◆ THE PROBLEM: Copy out all the records exactly.

◆ WORKING DATA:
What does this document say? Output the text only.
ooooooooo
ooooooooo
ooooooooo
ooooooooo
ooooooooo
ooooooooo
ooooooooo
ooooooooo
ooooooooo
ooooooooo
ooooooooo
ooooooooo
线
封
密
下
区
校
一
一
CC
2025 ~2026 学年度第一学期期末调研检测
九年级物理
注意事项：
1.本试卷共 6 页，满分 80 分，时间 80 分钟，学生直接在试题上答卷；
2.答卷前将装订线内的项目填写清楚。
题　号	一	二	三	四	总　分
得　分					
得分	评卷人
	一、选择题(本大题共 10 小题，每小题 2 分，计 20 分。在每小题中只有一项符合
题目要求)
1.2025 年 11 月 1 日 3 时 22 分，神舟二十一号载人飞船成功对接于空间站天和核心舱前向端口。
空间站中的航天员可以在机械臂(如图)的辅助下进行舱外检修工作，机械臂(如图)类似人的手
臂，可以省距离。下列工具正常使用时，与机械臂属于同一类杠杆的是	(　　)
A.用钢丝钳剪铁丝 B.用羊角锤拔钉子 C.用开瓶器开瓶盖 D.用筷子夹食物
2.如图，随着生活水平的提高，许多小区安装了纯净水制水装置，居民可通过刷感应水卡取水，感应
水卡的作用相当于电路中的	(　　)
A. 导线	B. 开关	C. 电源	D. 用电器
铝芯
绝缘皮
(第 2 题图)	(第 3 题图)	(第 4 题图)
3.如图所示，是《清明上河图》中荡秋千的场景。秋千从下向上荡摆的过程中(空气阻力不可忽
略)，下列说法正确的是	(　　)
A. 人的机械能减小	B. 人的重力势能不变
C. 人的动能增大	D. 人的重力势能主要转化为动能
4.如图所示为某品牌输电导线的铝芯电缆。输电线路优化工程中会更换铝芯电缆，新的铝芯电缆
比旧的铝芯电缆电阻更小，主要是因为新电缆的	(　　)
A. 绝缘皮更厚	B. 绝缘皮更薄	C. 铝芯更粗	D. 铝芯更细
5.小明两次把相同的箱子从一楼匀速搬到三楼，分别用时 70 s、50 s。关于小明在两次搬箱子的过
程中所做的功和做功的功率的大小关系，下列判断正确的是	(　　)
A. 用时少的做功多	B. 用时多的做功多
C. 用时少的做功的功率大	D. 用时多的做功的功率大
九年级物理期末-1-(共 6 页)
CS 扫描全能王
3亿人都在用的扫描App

◆ FINAL RESULT:
What does this document say? Output the text only.
ooooooooo
ooooooooo
ooooooooo
ooooooooo
ooooooooo
ooooooooo
ooooooooo
ooooooooo
ooooooooo
ooooooooo
ooooooooo
ooooooooo
线
封
密
下
区
校
一
一
CC
2025 ~2026 学年度第一学期期末调研检测
九年级物理
注意事项：
1.本试卷共 6 页，满分 80 分，时间 80 分钟，学生直接在试题上答卷；
2.答卷前将装订线内的项目填写清楚。
题　号	一	二	三	四	总　分
得　分					
得分	评卷人
	一、选择题(本大题共 10 小题，每小题 2 分，计 20 分。在每小题中只有一项符合
题目要求)
1.2025 年 11 月 1 日 3 时 22 分，神舟二十一号载人飞船成功对接于空间站天和核心舱前向端口。
空间站中的航天员可以在机械臂(如图)的辅助下进行舱外检修工作，机械臂(如图)类似人的手
臂，可以省距离。下列工具正常使用时，与机械臂属于同一类杠杆的是	(　　)
A.用钢丝钳剪铁丝 B.用羊角锤拔钉子 C.用开瓶器开瓶盖 D.用筷子夹食物
2.如图，随着生活水平的提高，许多小区安装了纯净水制水装置，居民可通过刷感应水卡取水，感应
水卡的作用相当于电路中的	(　　)
A. 导线	B. 开关	C. 电源	D. 用电器
铝芯
绝缘皮
(第 2 题图)	(第 3 题图)	(第 4 题图)
3.如图所示，是《清明上河图》中荡秋千的场景。秋千从下向上荡摆的过程中(空气阻力不可忽
略)，下列说法正确的是	(　　)
A. 人的机械能减小	B. 人的重力势能不变
C. 人的动能增大	D. 人的重力势能主要转化为动能
4.如图所示为某品牌输电导线的铝芯电缆。输电线路优化工程中会更换铝芯电缆，新的铝芯电缆
比旧的铝芯电缆电阻更小，主要是因为新电缆的	(　　)
A. 绝缘皮更厚	B. 绝缘皮更薄	C. 铝芯更粗	D. 铝芯更细
5.小明两次把相同的箱子从一楼匀速搬到三楼，分别用时 70 s、50 s。关于小明在两次搬箱子的过
程中所做的功和做功的功率的大小关系，下列判断正确的是	(　　)
A. 用时少的做功多	B. 用时多的做功多
C. 用时少的做功的功率大	D. 用时多的做功的功率大
九年级物理期末-1-(共 6 页)
CS 扫描全能王
3亿人都在用的扫描App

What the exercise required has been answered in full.